Structured figure records:
======

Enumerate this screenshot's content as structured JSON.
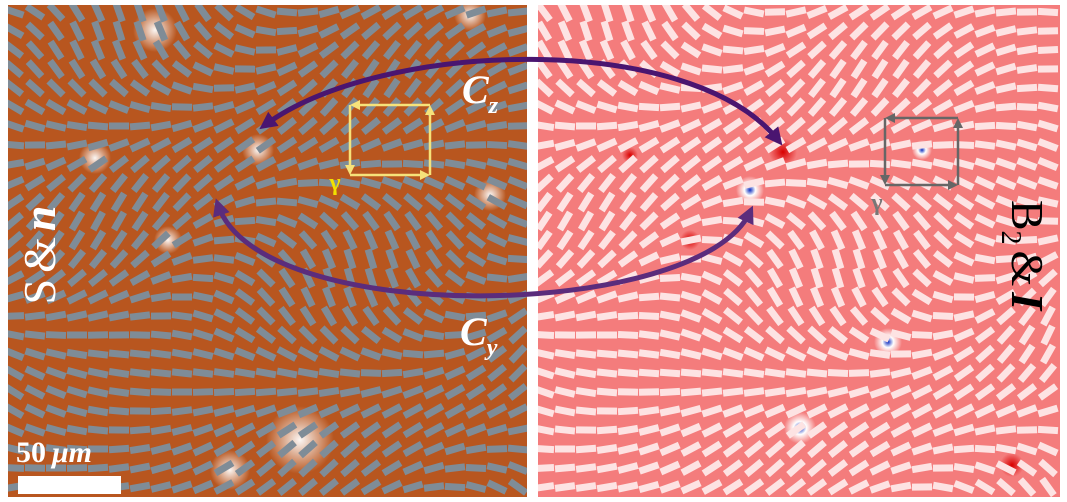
{
  "left_panel": {
    "label": {
      "symbol": "S",
      "join": "&",
      "director": "n"
    },
    "gamma": "γ",
    "scale_bar": {
      "number": "50",
      "unit": "μm"
    }
  },
  "right_panel": {
    "label": {
      "symbol": "B",
      "subscript": "2",
      "join": "&",
      "director": "I"
    },
    "gamma": "γ"
  },
  "arrows": {
    "top": {
      "letter": "C",
      "subscript": "z"
    },
    "bottom": {
      "letter": "C",
      "subscript": "y"
    }
  }
}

======

Except for the pictures, print the data above exactly.

» SOLVED PROBLEM:
Enumerate this screenshot's content as structured JSON.
{
  "left_panel": {
    "label": {
      "symbol": "S",
      "join": "&",
      "director": "n"
    },
    "gamma": "γ",
    "scale_bar": {
      "number": "50",
      "unit": "μm"
    }
  },
  "right_panel": {
    "label": {
      "symbol": "B",
      "subscript": "2",
      "join": "&",
      "director": "I"
    },
    "gamma": "γ"
  },
  "arrows": {
    "top": {
      "letter": "C",
      "subscript": "z"
    },
    "bottom": {
      "letter": "C",
      "subscript": "y"
    }
  }
}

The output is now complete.